### Records shown

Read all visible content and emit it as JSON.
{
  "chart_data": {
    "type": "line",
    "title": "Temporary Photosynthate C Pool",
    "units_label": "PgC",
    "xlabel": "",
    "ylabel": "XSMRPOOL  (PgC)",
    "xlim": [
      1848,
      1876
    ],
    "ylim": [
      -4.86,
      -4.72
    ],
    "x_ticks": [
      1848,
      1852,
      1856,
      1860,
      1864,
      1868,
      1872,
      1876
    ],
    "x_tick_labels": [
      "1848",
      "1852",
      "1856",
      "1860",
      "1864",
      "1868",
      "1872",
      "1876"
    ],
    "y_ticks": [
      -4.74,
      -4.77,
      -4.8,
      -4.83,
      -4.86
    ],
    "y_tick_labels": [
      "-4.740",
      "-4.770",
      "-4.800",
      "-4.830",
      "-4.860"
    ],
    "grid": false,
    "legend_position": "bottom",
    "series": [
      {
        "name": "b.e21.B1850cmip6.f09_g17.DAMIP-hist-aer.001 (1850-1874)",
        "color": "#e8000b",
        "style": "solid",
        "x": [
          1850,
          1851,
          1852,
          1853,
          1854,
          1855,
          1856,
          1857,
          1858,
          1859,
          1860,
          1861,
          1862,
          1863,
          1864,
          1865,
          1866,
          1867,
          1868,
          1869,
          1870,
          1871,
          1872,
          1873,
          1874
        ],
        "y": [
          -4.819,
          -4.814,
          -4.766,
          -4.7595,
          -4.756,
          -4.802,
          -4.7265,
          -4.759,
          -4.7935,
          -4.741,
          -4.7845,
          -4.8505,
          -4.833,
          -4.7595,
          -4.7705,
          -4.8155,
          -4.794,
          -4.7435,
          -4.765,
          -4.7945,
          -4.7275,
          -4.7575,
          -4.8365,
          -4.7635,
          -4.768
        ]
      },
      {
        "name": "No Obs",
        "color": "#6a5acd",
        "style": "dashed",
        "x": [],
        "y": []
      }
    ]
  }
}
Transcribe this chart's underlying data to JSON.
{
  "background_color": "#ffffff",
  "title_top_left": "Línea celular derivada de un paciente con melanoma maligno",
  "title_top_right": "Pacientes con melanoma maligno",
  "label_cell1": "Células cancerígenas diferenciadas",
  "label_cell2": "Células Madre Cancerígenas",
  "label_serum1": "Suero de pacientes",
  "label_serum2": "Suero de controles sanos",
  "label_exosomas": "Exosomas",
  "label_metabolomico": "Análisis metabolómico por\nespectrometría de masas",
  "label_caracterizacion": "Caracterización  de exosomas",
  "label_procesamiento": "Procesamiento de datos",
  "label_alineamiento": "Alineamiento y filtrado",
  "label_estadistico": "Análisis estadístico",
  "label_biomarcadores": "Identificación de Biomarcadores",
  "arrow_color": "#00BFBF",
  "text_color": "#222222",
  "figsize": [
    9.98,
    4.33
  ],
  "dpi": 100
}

### Written task
Write the entire listing out again, word for word.

### Final answer
Read all visible content and emit it as JSON.
{
  "chart_data": {
    "type": "line",
    "title": "Temporary Photosynthate C Pool",
    "units_label": "PgC",
    "xlabel": "",
    "ylabel": "XSMRPOOL  (PgC)",
    "xlim": [
      1848,
      1876
    ],
    "ylim": [
      -4.86,
      -4.72
    ],
    "x_ticks": [
      1848,
      1852,
      1856,
      1860,
      1864,
      1868,
      1872,
      1876
    ],
    "x_tick_labels": [
      "1848",
      "1852",
      "1856",
      "1860",
      "1864",
      "1868",
      "1872",
      "1876"
    ],
    "y_ticks": [
      -4.74,
      -4.77,
      -4.8,
      -4.83,
      -4.86
    ],
    "y_tick_labels": [
      "-4.740",
      "-4.770",
      "-4.800",
      "-4.830",
      "-4.860"
    ],
    "grid": false,
    "legend_position": "bottom",
    "series": [
      {
        "name": "b.e21.B1850cmip6.f09_g17.DAMIP-hist-aer.001 (1850-1874)",
        "color": "#e8000b",
        "style": "solid",
        "x": [
          1850,
          1851,
          1852,
          1853,
          1854,
          1855,
          1856,
          1857,
          1858,
          1859,
          1860,
          1861,
          1862,
          1863,
          1864,
          1865,
          1866,
          1867,
          1868,
          1869,
          1870,
          1871,
          1872,
          1873,
          1874
        ],
        "y": [
          -4.819,
          -4.814,
          -4.766,
          -4.7595,
          -4.756,
          -4.802,
          -4.7265,
          -4.759,
          -4.7935,
          -4.741,
          -4.7845,
          -4.8505,
          -4.833,
          -4.7595,
          -4.7705,
          -4.8155,
          -4.794,
          -4.7435,
          -4.765,
          -4.7945,
          -4.7275,
          -4.7575,
          -4.8365,
          -4.7635,
          -4.768
        ]
      },
      {
        "name": "No Obs",
        "color": "#6a5acd",
        "style": "dashed",
        "x": [],
        "y": []
      }
    ]
  }
}
Transcribe this chart's underlying data to JSON.
{
  "background_color": "#ffffff",
  "title_top_left": "Línea celular derivada de un paciente con melanoma maligno",
  "title_top_right": "Pacientes con melanoma maligno",
  "label_cell1": "Células cancerígenas diferenciadas",
  "label_cell2": "Células Madre Cancerígenas",
  "label_serum1": "Suero de pacientes",
  "label_serum2": "Suero de controles sanos",
  "label_exosomas": "Exosomas",
  "label_metabolomico": "Análisis metabolómico por\nespectrometría de masas",
  "label_caracterizacion": "Caracterización  de exosomas",
  "label_procesamiento": "Procesamiento de datos",
  "label_alineamiento": "Alineamiento y filtrado",
  "label_estadistico": "Análisis estadístico",
  "label_biomarcadores": "Identificación de Biomarcadores",
  "arrow_color": "#00BFBF",
  "text_color": "#222222",
  "figsize": [
    9.98,
    4.33
  ],
  "dpi": 100
}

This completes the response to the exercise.